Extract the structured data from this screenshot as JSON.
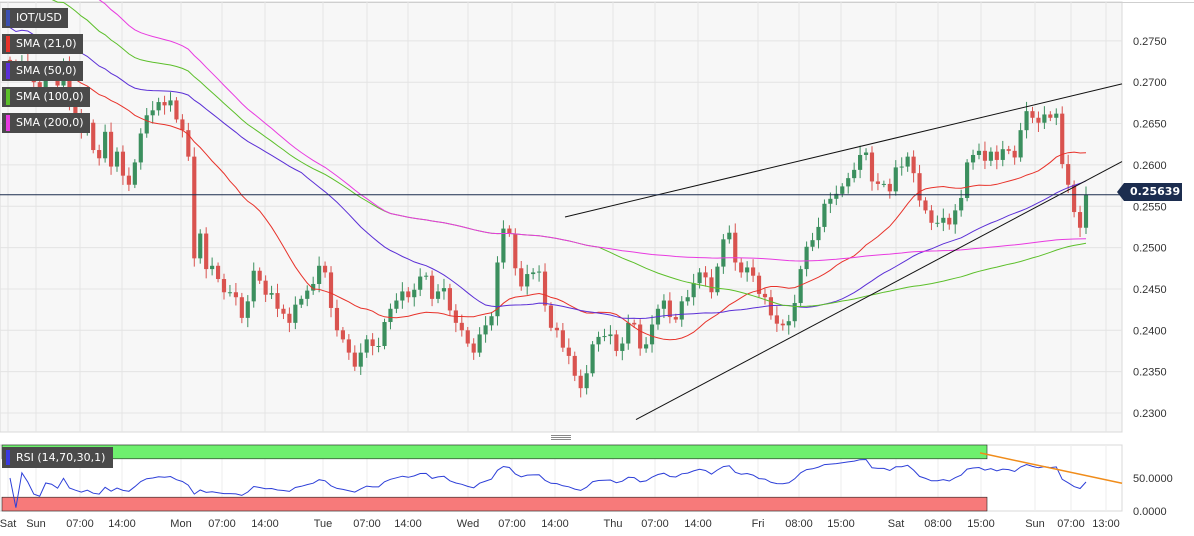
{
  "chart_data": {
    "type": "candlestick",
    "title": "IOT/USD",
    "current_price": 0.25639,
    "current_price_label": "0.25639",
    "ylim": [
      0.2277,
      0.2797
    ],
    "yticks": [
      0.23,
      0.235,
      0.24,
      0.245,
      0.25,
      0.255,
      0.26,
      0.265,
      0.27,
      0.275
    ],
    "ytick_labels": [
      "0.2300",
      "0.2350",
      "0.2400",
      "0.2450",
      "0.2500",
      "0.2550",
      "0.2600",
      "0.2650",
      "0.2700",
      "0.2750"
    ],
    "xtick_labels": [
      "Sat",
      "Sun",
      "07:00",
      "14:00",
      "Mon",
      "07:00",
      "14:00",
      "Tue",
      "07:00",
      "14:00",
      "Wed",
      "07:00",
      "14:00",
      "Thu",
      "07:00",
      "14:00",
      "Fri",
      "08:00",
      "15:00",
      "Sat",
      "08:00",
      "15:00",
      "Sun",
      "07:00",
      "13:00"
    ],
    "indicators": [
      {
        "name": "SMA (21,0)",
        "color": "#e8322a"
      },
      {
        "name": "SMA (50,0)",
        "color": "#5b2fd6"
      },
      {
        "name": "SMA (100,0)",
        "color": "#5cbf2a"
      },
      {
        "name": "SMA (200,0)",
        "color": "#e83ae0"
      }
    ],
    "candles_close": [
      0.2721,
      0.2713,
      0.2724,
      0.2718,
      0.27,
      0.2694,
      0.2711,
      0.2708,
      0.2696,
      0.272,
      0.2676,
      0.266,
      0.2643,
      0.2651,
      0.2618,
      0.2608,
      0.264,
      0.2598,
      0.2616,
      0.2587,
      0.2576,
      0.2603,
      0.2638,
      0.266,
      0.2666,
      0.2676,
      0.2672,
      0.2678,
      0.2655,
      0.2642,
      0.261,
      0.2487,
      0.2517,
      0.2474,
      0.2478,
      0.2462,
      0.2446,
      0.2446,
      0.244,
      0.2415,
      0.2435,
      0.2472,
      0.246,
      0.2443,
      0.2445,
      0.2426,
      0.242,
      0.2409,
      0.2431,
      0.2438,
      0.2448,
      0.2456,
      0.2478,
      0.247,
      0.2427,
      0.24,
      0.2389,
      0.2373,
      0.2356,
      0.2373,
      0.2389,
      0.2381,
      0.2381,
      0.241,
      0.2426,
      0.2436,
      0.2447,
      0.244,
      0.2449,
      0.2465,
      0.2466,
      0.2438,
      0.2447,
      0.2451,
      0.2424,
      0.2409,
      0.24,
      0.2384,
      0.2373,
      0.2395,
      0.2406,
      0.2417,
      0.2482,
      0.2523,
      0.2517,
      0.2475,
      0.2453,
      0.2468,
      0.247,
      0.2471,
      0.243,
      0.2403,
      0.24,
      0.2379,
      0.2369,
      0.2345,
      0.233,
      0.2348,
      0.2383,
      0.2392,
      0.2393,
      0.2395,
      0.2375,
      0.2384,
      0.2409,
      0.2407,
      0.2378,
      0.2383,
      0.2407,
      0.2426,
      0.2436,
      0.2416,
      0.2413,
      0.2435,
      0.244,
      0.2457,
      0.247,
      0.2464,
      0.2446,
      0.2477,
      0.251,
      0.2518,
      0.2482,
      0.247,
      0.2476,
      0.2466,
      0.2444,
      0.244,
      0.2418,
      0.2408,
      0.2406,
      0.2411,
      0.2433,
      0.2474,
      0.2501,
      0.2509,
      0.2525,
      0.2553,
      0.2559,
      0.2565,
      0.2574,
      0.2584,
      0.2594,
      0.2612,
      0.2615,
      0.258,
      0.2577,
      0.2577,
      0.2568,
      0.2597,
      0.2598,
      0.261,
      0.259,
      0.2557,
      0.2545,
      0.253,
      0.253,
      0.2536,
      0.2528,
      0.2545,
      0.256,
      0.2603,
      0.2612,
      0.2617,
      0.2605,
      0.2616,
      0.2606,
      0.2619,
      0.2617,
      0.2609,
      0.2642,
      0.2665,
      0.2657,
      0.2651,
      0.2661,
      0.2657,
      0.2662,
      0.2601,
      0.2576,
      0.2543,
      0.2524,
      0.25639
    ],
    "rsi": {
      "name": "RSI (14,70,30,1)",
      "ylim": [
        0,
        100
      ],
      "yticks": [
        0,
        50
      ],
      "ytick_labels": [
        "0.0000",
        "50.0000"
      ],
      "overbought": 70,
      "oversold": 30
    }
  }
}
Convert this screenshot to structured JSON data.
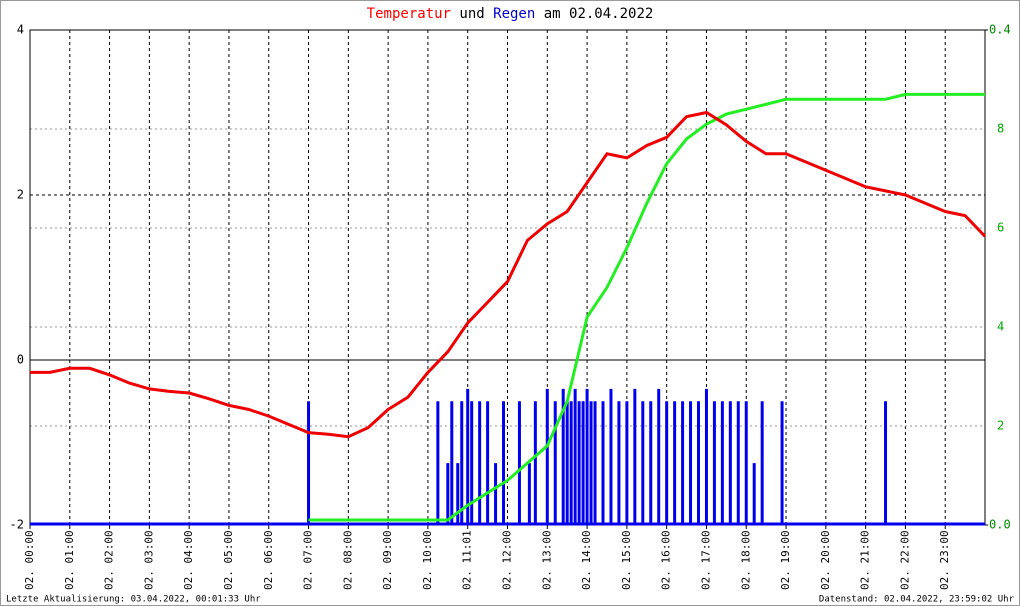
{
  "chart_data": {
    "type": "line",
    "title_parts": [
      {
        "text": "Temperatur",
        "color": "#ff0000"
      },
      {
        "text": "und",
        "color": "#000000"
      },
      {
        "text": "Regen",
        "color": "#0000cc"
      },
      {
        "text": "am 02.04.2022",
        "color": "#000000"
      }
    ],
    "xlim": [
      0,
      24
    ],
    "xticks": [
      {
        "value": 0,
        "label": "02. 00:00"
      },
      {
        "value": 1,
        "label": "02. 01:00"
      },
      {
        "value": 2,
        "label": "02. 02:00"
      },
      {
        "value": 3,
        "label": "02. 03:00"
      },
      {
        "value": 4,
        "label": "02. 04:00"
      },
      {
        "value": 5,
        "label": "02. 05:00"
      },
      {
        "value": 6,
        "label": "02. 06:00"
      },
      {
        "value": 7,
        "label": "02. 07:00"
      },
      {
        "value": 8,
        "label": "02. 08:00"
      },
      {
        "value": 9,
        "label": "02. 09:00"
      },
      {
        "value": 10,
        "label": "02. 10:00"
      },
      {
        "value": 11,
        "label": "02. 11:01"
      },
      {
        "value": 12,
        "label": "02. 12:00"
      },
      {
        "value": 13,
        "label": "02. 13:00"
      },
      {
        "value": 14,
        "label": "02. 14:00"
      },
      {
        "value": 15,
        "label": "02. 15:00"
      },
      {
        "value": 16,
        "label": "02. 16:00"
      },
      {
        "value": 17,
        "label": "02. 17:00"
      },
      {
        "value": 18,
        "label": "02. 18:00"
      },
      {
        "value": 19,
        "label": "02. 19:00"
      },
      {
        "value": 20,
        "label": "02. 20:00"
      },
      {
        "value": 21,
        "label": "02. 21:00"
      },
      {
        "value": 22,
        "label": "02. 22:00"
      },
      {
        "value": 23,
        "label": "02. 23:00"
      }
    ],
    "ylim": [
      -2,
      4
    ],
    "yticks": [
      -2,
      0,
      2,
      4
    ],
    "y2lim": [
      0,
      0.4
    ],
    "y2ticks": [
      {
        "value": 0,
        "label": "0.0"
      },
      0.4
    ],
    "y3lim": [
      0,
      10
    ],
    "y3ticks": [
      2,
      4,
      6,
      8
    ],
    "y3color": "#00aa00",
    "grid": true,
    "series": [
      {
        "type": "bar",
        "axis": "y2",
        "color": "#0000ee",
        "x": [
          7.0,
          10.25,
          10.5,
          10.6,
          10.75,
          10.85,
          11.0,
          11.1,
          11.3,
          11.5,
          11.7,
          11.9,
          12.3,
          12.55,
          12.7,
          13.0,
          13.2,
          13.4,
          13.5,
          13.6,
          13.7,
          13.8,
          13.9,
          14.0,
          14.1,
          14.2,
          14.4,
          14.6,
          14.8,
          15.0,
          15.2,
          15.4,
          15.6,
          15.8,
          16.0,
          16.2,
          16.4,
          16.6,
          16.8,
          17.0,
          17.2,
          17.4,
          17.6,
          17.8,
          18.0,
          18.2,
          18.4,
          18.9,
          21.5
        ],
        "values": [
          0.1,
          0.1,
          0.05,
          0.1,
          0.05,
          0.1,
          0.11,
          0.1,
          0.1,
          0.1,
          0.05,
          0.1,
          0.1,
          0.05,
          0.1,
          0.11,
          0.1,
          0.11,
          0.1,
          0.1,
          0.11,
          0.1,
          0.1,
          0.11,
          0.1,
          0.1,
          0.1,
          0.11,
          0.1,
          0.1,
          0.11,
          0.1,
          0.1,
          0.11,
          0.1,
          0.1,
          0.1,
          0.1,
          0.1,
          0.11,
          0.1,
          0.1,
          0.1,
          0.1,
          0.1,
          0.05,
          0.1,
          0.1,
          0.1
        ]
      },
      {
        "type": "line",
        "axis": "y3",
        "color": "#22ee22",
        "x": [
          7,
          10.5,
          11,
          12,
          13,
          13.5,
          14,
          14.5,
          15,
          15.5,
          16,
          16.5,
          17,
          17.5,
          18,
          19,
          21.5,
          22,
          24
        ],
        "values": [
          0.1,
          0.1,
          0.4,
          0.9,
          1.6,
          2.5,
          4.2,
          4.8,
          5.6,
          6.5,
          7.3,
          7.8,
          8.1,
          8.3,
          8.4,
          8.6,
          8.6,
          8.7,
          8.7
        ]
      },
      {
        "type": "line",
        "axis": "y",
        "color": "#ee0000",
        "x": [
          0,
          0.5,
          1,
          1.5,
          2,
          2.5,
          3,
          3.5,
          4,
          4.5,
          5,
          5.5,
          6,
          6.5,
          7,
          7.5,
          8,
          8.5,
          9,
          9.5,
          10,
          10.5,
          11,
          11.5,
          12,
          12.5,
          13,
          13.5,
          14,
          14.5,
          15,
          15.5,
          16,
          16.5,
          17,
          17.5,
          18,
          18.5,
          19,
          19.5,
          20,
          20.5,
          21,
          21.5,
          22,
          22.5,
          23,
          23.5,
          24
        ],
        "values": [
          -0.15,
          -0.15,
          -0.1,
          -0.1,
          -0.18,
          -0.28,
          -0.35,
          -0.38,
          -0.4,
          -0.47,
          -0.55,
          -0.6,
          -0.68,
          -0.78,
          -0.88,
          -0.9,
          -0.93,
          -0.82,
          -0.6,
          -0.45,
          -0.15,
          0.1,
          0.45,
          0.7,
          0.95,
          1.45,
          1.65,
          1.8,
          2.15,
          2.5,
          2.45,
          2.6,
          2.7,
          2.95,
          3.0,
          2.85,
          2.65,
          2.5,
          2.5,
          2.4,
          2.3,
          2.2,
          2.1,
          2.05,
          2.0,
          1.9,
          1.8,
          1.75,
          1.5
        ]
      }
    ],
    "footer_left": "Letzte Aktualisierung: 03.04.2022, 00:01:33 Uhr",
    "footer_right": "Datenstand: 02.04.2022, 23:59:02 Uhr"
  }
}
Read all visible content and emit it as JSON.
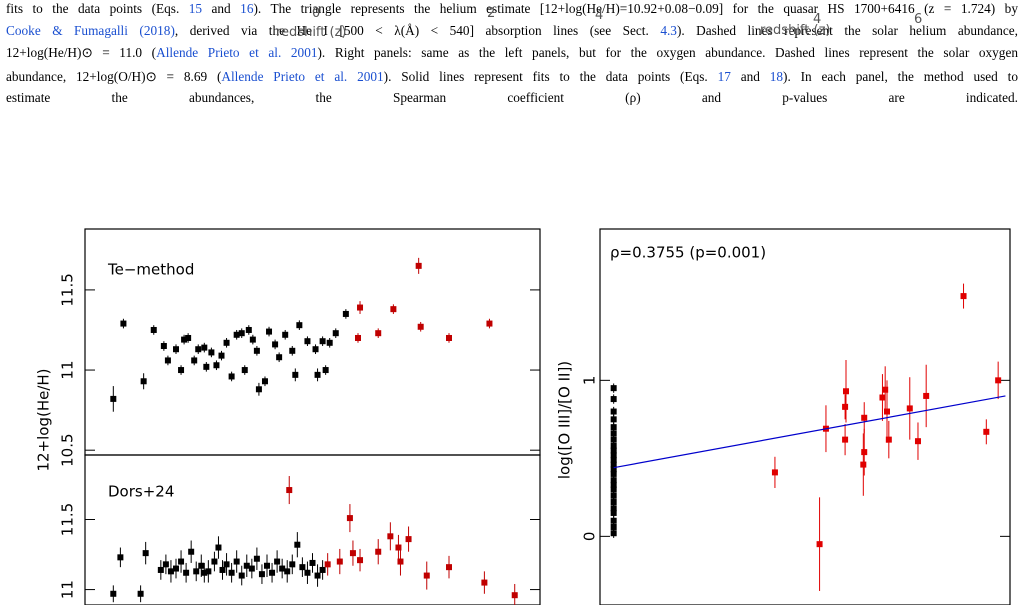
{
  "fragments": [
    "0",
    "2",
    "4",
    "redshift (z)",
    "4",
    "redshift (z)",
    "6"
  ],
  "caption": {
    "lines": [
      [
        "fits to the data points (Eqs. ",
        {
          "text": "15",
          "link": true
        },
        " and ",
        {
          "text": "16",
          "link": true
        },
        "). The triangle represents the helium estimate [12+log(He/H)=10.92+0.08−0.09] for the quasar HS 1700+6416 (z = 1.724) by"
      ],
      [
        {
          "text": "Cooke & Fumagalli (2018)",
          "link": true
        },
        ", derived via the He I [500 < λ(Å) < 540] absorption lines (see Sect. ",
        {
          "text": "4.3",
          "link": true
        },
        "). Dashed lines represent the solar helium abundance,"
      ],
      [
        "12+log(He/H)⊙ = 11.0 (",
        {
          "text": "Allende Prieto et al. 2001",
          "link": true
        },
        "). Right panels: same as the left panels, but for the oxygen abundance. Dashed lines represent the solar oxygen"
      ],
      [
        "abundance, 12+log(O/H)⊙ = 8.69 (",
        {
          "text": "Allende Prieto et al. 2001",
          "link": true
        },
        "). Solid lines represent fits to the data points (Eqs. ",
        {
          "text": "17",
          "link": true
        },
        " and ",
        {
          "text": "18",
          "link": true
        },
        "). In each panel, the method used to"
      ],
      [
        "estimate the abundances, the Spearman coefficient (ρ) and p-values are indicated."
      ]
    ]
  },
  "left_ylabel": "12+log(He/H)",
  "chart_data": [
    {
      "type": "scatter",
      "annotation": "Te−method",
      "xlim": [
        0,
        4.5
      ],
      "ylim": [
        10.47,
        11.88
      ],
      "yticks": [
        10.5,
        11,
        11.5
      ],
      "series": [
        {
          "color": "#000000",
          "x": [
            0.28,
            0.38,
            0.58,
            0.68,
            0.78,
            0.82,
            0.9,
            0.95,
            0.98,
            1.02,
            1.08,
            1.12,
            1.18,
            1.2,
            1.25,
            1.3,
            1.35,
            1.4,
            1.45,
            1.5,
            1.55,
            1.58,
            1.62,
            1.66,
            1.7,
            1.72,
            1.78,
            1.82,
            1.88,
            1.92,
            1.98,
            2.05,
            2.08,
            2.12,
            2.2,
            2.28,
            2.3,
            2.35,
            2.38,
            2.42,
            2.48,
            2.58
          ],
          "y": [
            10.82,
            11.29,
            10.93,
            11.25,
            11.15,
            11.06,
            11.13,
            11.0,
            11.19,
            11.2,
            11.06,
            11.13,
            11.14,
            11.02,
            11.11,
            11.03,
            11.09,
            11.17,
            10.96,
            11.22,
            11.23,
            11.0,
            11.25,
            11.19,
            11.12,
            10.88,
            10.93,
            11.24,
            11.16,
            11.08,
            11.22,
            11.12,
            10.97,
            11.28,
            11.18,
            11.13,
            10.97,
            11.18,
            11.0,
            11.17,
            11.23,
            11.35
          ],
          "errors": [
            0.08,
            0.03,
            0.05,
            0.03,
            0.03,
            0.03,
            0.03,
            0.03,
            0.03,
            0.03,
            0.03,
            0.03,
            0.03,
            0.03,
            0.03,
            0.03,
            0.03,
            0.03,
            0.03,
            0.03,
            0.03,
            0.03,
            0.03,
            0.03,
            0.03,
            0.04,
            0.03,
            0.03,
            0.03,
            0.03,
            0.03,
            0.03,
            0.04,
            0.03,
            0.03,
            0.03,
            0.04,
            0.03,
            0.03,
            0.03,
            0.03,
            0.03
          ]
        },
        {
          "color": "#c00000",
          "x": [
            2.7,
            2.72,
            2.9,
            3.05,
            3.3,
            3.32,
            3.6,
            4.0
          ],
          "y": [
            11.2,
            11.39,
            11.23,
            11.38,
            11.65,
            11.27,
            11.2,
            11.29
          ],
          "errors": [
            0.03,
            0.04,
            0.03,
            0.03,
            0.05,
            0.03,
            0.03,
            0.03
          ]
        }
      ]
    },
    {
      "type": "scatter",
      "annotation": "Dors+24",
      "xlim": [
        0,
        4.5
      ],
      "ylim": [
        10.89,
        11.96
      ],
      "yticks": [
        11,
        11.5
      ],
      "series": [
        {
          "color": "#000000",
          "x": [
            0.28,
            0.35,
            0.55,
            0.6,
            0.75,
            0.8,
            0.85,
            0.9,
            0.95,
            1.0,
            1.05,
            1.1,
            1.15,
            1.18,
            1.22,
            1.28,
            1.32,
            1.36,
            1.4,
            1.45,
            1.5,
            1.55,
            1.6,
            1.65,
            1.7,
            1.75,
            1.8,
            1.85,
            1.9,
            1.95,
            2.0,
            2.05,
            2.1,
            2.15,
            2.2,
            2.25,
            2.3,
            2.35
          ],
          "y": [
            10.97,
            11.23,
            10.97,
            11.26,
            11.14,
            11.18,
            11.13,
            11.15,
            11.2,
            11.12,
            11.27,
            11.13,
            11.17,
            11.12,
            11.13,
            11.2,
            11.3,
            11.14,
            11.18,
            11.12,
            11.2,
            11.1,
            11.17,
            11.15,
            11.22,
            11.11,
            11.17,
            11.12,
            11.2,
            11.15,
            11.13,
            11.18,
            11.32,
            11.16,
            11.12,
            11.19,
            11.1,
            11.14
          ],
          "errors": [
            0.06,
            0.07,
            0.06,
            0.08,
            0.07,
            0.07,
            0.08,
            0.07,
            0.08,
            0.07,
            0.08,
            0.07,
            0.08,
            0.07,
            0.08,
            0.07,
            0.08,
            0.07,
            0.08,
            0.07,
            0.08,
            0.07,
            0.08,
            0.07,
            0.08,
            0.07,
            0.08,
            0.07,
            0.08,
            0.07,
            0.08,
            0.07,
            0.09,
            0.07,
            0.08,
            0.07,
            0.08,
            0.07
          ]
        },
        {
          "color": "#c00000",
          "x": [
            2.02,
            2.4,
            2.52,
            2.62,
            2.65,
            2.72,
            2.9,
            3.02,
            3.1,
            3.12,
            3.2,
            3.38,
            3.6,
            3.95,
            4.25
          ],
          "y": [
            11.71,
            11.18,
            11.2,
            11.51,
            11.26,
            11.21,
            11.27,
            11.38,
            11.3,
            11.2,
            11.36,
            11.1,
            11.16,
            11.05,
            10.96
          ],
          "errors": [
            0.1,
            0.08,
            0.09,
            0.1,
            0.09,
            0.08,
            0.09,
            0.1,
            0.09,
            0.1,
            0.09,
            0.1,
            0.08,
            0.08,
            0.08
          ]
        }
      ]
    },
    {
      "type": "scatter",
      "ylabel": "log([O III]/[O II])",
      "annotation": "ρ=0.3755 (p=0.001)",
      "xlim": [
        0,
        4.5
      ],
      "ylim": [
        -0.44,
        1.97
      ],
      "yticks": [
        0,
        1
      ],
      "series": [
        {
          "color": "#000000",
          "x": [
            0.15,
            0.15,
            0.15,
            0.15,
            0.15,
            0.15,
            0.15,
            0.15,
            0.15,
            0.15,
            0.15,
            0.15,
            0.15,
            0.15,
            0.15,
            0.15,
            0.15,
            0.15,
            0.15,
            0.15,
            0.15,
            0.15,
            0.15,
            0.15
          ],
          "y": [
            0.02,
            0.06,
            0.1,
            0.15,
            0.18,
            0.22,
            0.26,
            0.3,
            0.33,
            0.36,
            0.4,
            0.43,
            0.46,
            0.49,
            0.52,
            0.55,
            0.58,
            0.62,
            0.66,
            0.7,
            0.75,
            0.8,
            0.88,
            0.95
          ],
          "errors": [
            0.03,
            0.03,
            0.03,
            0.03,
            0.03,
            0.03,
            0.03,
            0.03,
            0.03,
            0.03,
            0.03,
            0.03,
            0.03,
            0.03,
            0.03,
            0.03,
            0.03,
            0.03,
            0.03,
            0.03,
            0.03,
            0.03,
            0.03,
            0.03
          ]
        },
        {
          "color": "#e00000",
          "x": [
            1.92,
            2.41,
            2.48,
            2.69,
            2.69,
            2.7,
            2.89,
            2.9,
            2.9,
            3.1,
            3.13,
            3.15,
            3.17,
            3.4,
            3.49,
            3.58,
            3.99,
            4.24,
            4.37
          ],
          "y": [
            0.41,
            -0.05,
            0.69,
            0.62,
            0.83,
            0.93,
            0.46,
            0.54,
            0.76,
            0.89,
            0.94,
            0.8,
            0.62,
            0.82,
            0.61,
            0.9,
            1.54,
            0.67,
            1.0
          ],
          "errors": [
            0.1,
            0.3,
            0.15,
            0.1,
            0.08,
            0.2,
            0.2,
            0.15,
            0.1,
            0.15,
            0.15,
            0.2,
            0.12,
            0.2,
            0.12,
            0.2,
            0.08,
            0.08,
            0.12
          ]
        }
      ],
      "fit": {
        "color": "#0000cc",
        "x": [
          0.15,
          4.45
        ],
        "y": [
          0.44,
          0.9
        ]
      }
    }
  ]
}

------------------------------

Problem to work on. Gather from the entries above all lines that include the string "points".

Response to the task.
        "fits to the data points (Eqs. ",
        "). Solid lines represent fits to the data points (Eqs. ",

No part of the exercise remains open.